▶ Record list:

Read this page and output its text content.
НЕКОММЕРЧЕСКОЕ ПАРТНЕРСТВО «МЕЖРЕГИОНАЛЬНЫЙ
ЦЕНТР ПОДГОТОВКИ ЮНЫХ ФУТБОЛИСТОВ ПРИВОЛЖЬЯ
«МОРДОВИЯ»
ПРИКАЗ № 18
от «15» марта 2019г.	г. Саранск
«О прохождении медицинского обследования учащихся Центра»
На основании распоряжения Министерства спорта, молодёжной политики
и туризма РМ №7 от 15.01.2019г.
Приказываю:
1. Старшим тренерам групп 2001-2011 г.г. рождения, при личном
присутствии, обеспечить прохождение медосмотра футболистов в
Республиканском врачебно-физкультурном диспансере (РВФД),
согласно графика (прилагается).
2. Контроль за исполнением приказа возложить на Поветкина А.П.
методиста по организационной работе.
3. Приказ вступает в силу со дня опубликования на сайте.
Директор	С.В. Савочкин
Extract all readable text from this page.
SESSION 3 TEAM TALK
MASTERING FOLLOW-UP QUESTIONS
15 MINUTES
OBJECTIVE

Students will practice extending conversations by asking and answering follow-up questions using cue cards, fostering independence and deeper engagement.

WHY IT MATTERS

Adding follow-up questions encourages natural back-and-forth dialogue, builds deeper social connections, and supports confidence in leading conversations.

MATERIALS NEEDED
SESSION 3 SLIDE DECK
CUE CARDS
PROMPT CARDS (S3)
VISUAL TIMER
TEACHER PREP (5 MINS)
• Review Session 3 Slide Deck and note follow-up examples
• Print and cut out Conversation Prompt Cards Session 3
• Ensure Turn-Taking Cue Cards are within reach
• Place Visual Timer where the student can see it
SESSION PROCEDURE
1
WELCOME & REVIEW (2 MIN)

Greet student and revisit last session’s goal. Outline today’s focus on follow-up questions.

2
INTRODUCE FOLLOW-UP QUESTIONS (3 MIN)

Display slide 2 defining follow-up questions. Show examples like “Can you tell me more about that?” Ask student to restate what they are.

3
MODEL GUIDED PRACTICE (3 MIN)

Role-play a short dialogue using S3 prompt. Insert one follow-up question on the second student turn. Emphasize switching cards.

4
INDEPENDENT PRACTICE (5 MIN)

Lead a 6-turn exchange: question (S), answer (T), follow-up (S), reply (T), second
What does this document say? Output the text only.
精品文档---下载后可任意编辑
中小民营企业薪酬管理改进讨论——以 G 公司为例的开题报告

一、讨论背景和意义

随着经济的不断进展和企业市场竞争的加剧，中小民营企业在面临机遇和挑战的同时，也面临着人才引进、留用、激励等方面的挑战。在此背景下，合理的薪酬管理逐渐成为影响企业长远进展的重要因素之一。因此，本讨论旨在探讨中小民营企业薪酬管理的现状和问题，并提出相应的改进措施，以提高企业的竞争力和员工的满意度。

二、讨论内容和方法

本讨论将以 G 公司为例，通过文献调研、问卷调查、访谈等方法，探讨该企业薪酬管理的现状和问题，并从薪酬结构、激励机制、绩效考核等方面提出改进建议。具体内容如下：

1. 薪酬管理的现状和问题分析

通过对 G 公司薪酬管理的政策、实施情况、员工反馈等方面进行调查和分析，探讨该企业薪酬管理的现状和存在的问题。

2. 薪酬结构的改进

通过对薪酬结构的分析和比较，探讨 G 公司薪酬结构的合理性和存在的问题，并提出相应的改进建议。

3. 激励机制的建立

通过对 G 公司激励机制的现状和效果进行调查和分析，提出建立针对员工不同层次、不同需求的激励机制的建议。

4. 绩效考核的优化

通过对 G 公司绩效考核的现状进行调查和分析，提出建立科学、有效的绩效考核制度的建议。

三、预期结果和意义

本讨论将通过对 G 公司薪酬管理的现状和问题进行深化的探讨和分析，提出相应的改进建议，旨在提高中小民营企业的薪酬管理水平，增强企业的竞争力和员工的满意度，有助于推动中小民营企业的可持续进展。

▶ Problem description:
Report only how many lines in the entries contain "conversations".

▶ Output for this task:
2